Task to carry out = Give every line below again, exactly.

----

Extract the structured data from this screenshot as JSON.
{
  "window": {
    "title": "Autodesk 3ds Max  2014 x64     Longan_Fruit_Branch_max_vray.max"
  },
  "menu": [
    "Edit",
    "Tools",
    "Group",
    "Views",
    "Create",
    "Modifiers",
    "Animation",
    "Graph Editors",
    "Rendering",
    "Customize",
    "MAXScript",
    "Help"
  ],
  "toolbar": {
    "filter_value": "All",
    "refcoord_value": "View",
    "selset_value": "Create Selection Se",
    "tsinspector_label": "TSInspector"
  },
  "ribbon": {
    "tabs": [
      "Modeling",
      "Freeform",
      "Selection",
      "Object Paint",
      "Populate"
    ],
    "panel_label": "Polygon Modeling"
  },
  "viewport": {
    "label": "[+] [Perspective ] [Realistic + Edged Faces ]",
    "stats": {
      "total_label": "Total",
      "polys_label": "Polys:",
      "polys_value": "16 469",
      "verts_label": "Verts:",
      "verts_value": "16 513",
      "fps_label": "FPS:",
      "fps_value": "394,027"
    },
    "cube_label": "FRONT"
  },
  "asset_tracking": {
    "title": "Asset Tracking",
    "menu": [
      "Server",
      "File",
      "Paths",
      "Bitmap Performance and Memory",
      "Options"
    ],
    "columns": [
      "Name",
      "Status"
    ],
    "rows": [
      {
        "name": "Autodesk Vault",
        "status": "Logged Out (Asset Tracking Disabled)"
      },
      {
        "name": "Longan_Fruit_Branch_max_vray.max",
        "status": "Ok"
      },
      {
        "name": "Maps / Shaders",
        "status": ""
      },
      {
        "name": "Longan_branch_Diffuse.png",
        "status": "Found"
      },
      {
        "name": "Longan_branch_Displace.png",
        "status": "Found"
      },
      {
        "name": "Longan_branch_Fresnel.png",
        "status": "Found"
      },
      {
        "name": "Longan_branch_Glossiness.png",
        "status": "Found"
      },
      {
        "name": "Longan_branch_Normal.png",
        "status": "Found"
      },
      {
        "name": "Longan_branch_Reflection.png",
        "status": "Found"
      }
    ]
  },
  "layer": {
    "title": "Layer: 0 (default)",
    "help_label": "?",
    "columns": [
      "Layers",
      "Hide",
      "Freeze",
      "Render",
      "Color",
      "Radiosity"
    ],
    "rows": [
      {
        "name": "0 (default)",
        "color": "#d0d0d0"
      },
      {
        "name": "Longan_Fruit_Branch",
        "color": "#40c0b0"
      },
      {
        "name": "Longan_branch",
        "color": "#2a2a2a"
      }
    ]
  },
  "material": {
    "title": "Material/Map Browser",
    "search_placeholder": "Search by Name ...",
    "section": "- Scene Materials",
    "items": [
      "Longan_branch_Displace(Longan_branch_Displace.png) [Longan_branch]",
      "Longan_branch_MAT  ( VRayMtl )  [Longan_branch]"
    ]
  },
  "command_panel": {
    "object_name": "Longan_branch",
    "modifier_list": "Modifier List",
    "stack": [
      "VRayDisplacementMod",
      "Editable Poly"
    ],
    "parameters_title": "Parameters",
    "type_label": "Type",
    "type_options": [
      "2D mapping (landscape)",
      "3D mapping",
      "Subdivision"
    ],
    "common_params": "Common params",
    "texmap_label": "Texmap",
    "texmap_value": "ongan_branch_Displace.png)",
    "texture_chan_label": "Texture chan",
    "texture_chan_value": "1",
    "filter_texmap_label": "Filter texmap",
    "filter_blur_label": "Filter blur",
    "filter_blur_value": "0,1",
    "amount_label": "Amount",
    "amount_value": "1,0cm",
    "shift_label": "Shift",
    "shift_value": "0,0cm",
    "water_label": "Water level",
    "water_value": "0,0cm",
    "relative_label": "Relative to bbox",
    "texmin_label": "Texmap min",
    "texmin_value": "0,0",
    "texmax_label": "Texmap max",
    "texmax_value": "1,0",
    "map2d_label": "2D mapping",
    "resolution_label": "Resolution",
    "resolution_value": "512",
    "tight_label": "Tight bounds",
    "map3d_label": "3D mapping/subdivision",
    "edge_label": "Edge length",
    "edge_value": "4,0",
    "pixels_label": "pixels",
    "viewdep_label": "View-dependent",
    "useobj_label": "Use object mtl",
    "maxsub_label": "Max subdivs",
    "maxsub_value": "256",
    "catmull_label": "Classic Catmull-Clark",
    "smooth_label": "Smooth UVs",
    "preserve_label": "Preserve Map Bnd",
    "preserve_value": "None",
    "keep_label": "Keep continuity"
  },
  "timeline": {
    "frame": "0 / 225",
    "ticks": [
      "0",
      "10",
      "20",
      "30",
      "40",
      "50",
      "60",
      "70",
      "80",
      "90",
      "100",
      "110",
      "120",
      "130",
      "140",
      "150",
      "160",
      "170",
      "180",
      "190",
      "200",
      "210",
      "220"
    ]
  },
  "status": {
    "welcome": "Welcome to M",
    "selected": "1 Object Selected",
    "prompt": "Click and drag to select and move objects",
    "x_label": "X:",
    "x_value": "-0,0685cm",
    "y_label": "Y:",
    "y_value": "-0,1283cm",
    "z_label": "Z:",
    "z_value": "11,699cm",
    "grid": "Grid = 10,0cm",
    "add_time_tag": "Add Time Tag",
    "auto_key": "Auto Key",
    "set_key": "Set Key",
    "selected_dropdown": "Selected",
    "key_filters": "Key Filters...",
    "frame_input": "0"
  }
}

----

Answer for the task =
Extract the structured data from this screenshot as JSON.
{
  "window": {
    "title": "Autodesk 3ds Max  2014 x64     Longan_Fruit_Branch_max_vray.max"
  },
  "menu": [
    "Edit",
    "Tools",
    "Group",
    "Views",
    "Create",
    "Modifiers",
    "Animation",
    "Graph Editors",
    "Rendering",
    "Customize",
    "MAXScript",
    "Help"
  ],
  "toolbar": {
    "filter_value": "All",
    "refcoord_value": "View",
    "selset_value": "Create Selection Se",
    "tsinspector_label": "TSInspector"
  },
  "ribbon": {
    "tabs": [
      "Modeling",
      "Freeform",
      "Selection",
      "Object Paint",
      "Populate"
    ],
    "panel_label": "Polygon Modeling"
  },
  "viewport": {
    "label": "[+] [Perspective ] [Realistic + Edged Faces ]",
    "stats": {
      "total_label": "Total",
      "polys_label": "Polys:",
      "polys_value": "16 469",
      "verts_label": "Verts:",
      "verts_value": "16 513",
      "fps_label": "FPS:",
      "fps_value": "394,027"
    },
    "cube_label": "FRONT"
  },
  "asset_tracking": {
    "title": "Asset Tracking",
    "menu": [
      "Server",
      "File",
      "Paths",
      "Bitmap Performance and Memory",
      "Options"
    ],
    "columns": [
      "Name",
      "Status"
    ],
    "rows": [
      {
        "name": "Autodesk Vault",
        "status": "Logged Out (Asset Tracking Disabled)"
      },
      {
        "name": "Longan_Fruit_Branch_max_vray.max",
        "status": "Ok"
      },
      {
        "name": "Maps / Shaders",
        "status": ""
      },
      {
        "name": "Longan_branch_Diffuse.png",
        "status": "Found"
      },
      {
        "name": "Longan_branch_Displace.png",
        "status": "Found"
      },
      {
        "name": "Longan_branch_Fresnel.png",
        "status": "Found"
      },
      {
        "name": "Longan_branch_Glossiness.png",
        "status": "Found"
      },
      {
        "name": "Longan_branch_Normal.png",
        "status": "Found"
      },
      {
        "name": "Longan_branch_Reflection.png",
        "status": "Found"
      }
    ]
  },
  "layer": {
    "title": "Layer: 0 (default)",
    "help_label": "?",
    "columns": [
      "Layers",
      "Hide",
      "Freeze",
      "Render",
      "Color",
      "Radiosity"
    ],
    "rows": [
      {
        "name": "0 (default)",
        "color": "#d0d0d0"
      },
      {
        "name": "Longan_Fruit_Branch",
        "color": "#40c0b0"
      },
      {
        "name": "Longan_branch",
        "color": "#2a2a2a"
      }
    ]
  },
  "material": {
    "title": "Material/Map Browser",
    "search_placeholder": "Search by Name ...",
    "section": "- Scene Materials",
    "items": [
      "Longan_branch_Displace(Longan_branch_Displace.png) [Longan_branch]",
      "Longan_branch_MAT  ( VRayMtl )  [Longan_branch]"
    ]
  },
  "command_panel": {
    "object_name": "Longan_branch",
    "modifier_list": "Modifier List",
    "stack": [
      "VRayDisplacementMod",
      "Editable Poly"
    ],
    "parameters_title": "Parameters",
    "type_label": "Type",
    "type_options": [
      "2D mapping (landscape)",
      "3D mapping",
      "Subdivision"
    ],
    "common_params": "Common params",
    "texmap_label": "Texmap",
    "texmap_value": "ongan_branch_Displace.png)",
    "texture_chan_label": "Texture chan",
    "texture_chan_value": "1",
    "filter_texmap_label": "Filter texmap",
    "filter_blur_label": "Filter blur",
    "filter_blur_value": "0,1",
    "amount_label": "Amount",
    "amount_value": "1,0cm",
    "shift_label": "Shift",
    "shift_value": "0,0cm",
    "water_label": "Water level",
    "water_value": "0,0cm",
    "relative_label": "Relative to bbox",
    "texmin_label": "Texmap min",
    "texmin_value": "0,0",
    "texmax_label": "Texmap max",
    "texmax_value": "1,0",
    "map2d_label": "2D mapping",
    "resolution_label": "Resolution",
    "resolution_value": "512",
    "tight_label": "Tight bounds",
    "map3d_label": "3D mapping/subdivision",
    "edge_label": "Edge length",
    "edge_value": "4,0",
    "pixels_label": "pixels",
    "viewdep_label": "View-dependent",
    "useobj_label": "Use object mtl",
    "maxsub_label": "Max subdivs",
    "maxsub_value": "256",
    "catmull_label": "Classic Catmull-Clark",
    "smooth_label": "Smooth UVs",
    "preserve_label": "Preserve Map Bnd",
    "preserve_value": "None",
    "keep_label": "Keep continuity"
  },
  "timeline": {
    "frame": "0 / 225",
    "ticks": [
      "0",
      "10",
      "20",
      "30",
      "40",
      "50",
      "60",
      "70",
      "80",
      "90",
      "100",
      "110",
      "120",
      "130",
      "140",
      "150",
      "160",
      "170",
      "180",
      "190",
      "200",
      "210",
      "220"
    ]
  },
  "status": {
    "welcome": "Welcome to M",
    "selected": "1 Object Selected",
    "prompt": "Click and drag to select and move objects",
    "x_label": "X:",
    "x_value": "-0,0685cm",
    "y_label": "Y:",
    "y_value": "-0,1283cm",
    "z_label": "Z:",
    "z_value": "11,699cm",
    "grid": "Grid = 10,0cm",
    "add_time_tag": "Add Time Tag",
    "auto_key": "Auto Key",
    "set_key": "Set Key",
    "selected_dropdown": "Selected",
    "key_filters": "Key Filters...",
    "frame_input": "0"
  }
}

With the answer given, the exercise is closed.